Dataset excerpt
+===+
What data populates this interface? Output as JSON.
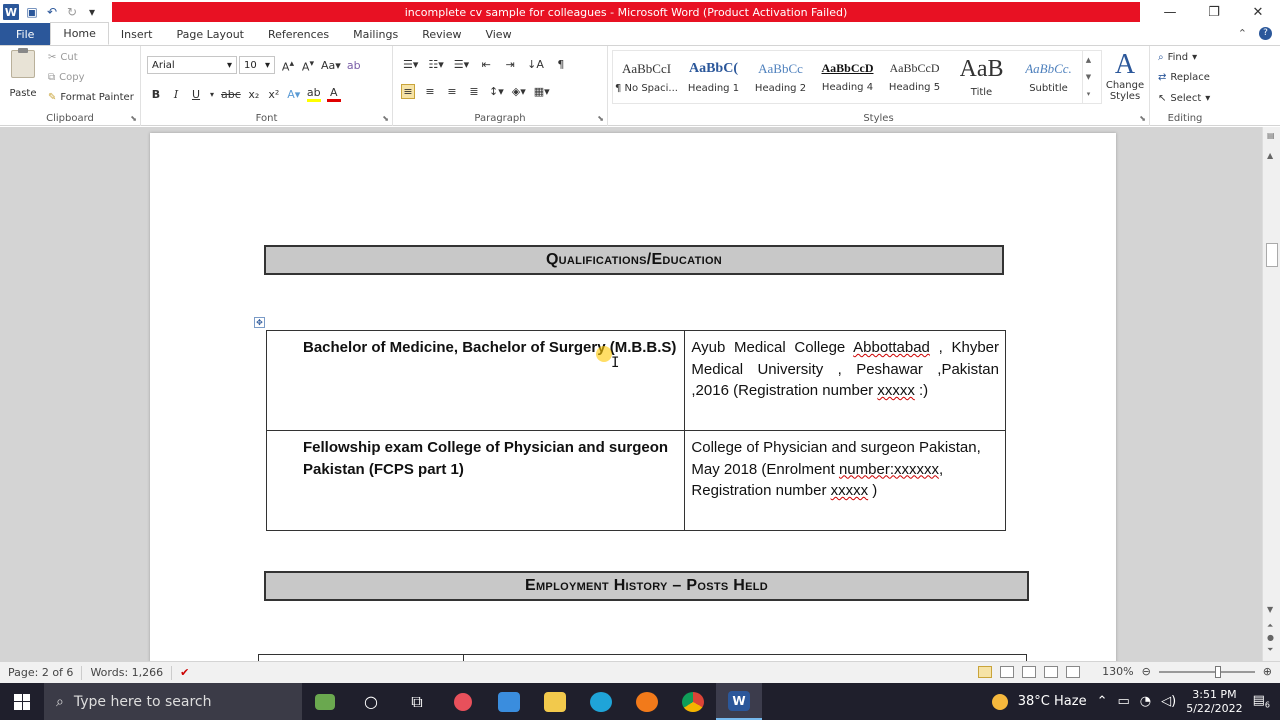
{
  "window": {
    "title": "incomplete cv sample for colleagues  -  Microsoft Word (Product Activation Failed)"
  },
  "tabs": [
    "File",
    "Home",
    "Insert",
    "Page Layout",
    "References",
    "Mailings",
    "Review",
    "View"
  ],
  "clipboard": {
    "paste": "Paste",
    "cut": "Cut",
    "copy": "Copy",
    "format_painter": "Format Painter",
    "label": "Clipboard"
  },
  "font": {
    "name": "Arial",
    "size": "10",
    "label": "Font",
    "bold": "B",
    "italic": "I",
    "underline": "U",
    "strike": "abc",
    "subscript": "x₂",
    "superscript": "x²"
  },
  "paragraph": {
    "label": "Paragraph",
    "pilcrow": "¶"
  },
  "styles": {
    "label": "Styles",
    "items": [
      {
        "sample": "AaBbCcI",
        "name": "¶ No Spaci..."
      },
      {
        "sample": "AaBbC(",
        "name": "Heading 1"
      },
      {
        "sample": "AaBbCc",
        "name": "Heading 2"
      },
      {
        "sample": "AaBbCcD",
        "name": "Heading 4"
      },
      {
        "sample": "AaBbCcD",
        "name": "Heading 5"
      },
      {
        "sample": "AaB",
        "name": "Title"
      },
      {
        "sample": "AaBbCc.",
        "name": "Subtitle"
      }
    ],
    "change_styles": "Change Styles"
  },
  "editing": {
    "label": "Editing",
    "find": "Find",
    "replace": "Replace",
    "select": "Select"
  },
  "document": {
    "qualifications_heading": "Qualifications/Education",
    "employment_heading": "Employment History – Posts Held",
    "education_rows": [
      {
        "degree": "Bachelor of Medicine, Bachelor of Surgery (M.B.B.S)",
        "institution_parts": [
          " Ayub Medical College ",
          "Abbottabad",
          " , Khyber Medical University , Peshawar ,Pakistan ,2016  (Registration number ",
          "xxxxx",
          " :)"
        ]
      },
      {
        "degree": "Fellowship exam College of Physician and surgeon Pakistan (FCPS part 1)",
        "institution_parts": [
          "College of Physician and surgeon Pakistan, May 2018 (Enrolment ",
          "number:xxxxxx",
          ", Registration number ",
          "xxxxx",
          " )"
        ]
      }
    ]
  },
  "status": {
    "page": "Page: 2 of 6",
    "words": "Words: 1,266",
    "zoom": "130%"
  },
  "taskbar": {
    "search_placeholder": "Type here to search",
    "weather": "38°C  Haze",
    "time": "3:51 PM",
    "date": "5/22/2022",
    "notification_count": "6"
  }
}
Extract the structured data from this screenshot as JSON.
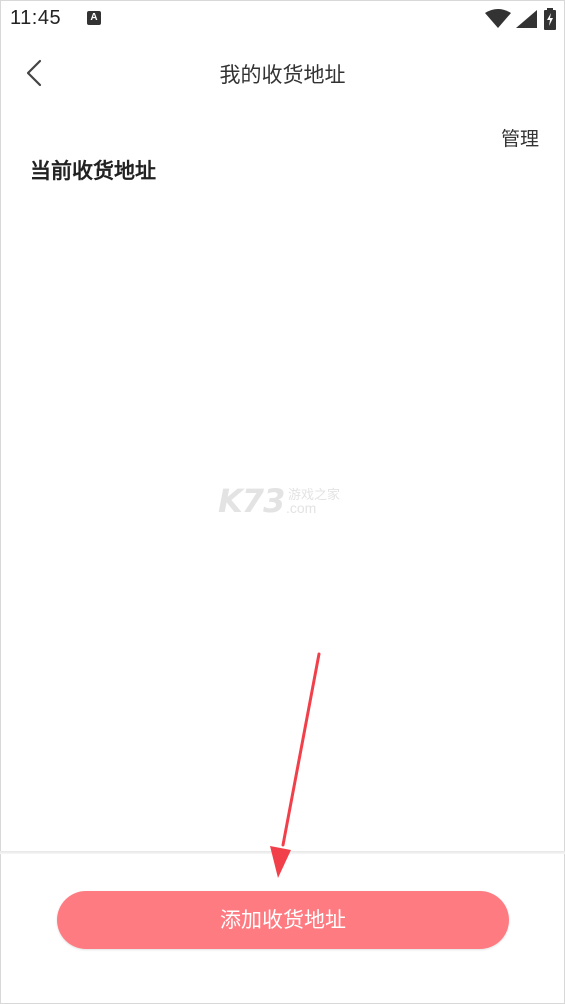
{
  "status_bar": {
    "time": "11:45",
    "notification_badge": "A",
    "icons": [
      "wifi-icon",
      "signal-icon",
      "battery-charging-icon"
    ]
  },
  "nav": {
    "title": "我的收货地址",
    "back_icon": "chevron-left-icon"
  },
  "manage_label": "管理",
  "section_title": "当前收货地址",
  "watermark": {
    "logo": "K73",
    "site_name": "游戏之家",
    "domain": ".com"
  },
  "add_button_label": "添加收货地址",
  "colors": {
    "accent": "#ff7b82",
    "annotation_arrow": "#f2404b"
  }
}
+===+
WHAT YOU ARE ASKED TO DO
Skip the images and write out the rest of the listing exactly.

SOLVED PROBLEM
What data populates this interface? Output as JSON.
{
  "window": {
    "title": "incomplete cv sample for colleagues  -  Microsoft Word (Product Activation Failed)"
  },
  "tabs": [
    "File",
    "Home",
    "Insert",
    "Page Layout",
    "References",
    "Mailings",
    "Review",
    "View"
  ],
  "clipboard": {
    "paste": "Paste",
    "cut": "Cut",
    "copy": "Copy",
    "format_painter": "Format Painter",
    "label": "Clipboard"
  },
  "font": {
    "name": "Arial",
    "size": "10",
    "label": "Font",
    "bold": "B",
    "italic": "I",
    "underline": "U",
    "strike": "abc",
    "subscript": "x₂",
    "superscript": "x²"
  },
  "paragraph": {
    "label": "Paragraph",
    "pilcrow": "¶"
  },
  "styles": {
    "label": "Styles",
    "items": [
      {
        "sample": "AaBbCcI",
        "name": "¶ No Spaci..."
      },
      {
        "sample": "AaBbC(",
        "name": "Heading 1"
      },
      {
        "sample": "AaBbCc",
        "name": "Heading 2"
      },
      {
        "sample": "AaBbCcD",
        "name": "Heading 4"
      },
      {
        "sample": "AaBbCcD",
        "name": "Heading 5"
      },
      {
        "sample": "AaB",
        "name": "Title"
      },
      {
        "sample": "AaBbCc.",
        "name": "Subtitle"
      }
    ],
    "change_styles": "Change Styles"
  },
  "editing": {
    "label": "Editing",
    "find": "Find",
    "replace": "Replace",
    "select": "Select"
  },
  "document": {
    "qualifications_heading": "Qualifications/Education",
    "employment_heading": "Employment History – Posts Held",
    "education_rows": [
      {
        "degree": "Bachelor of Medicine, Bachelor of Surgery (M.B.B.S)",
        "institution_parts": [
          " Ayub Medical College ",
          "Abbottabad",
          " , Khyber Medical University , Peshawar ,Pakistan ,2016  (Registration number ",
          "xxxxx",
          " :)"
        ]
      },
      {
        "degree": "Fellowship exam College of Physician and surgeon Pakistan (FCPS part 1)",
        "institution_parts": [
          "College of Physician and surgeon Pakistan, May 2018 (Enrolment ",
          "number:xxxxxx",
          ", Registration number ",
          "xxxxx",
          " )"
        ]
      }
    ]
  },
  "status": {
    "page": "Page: 2 of 6",
    "words": "Words: 1,266",
    "zoom": "130%"
  },
  "taskbar": {
    "search_placeholder": "Type here to search",
    "weather": "38°C  Haze",
    "time": "3:51 PM",
    "date": "5/22/2022",
    "notification_count": "6"
  }
}
Extract the structured data from this screenshot as JSON.
{
  "status_bar": {
    "time": "11:45",
    "notification_badge": "A",
    "icons": [
      "wifi-icon",
      "signal-icon",
      "battery-charging-icon"
    ]
  },
  "nav": {
    "title": "我的收货地址",
    "back_icon": "chevron-left-icon"
  },
  "manage_label": "管理",
  "section_title": "当前收货地址",
  "watermark": {
    "logo": "K73",
    "site_name": "游戏之家",
    "domain": ".com"
  },
  "add_button_label": "添加收货地址",
  "colors": {
    "accent": "#ff7b82",
    "annotation_arrow": "#f2404b"
  }
}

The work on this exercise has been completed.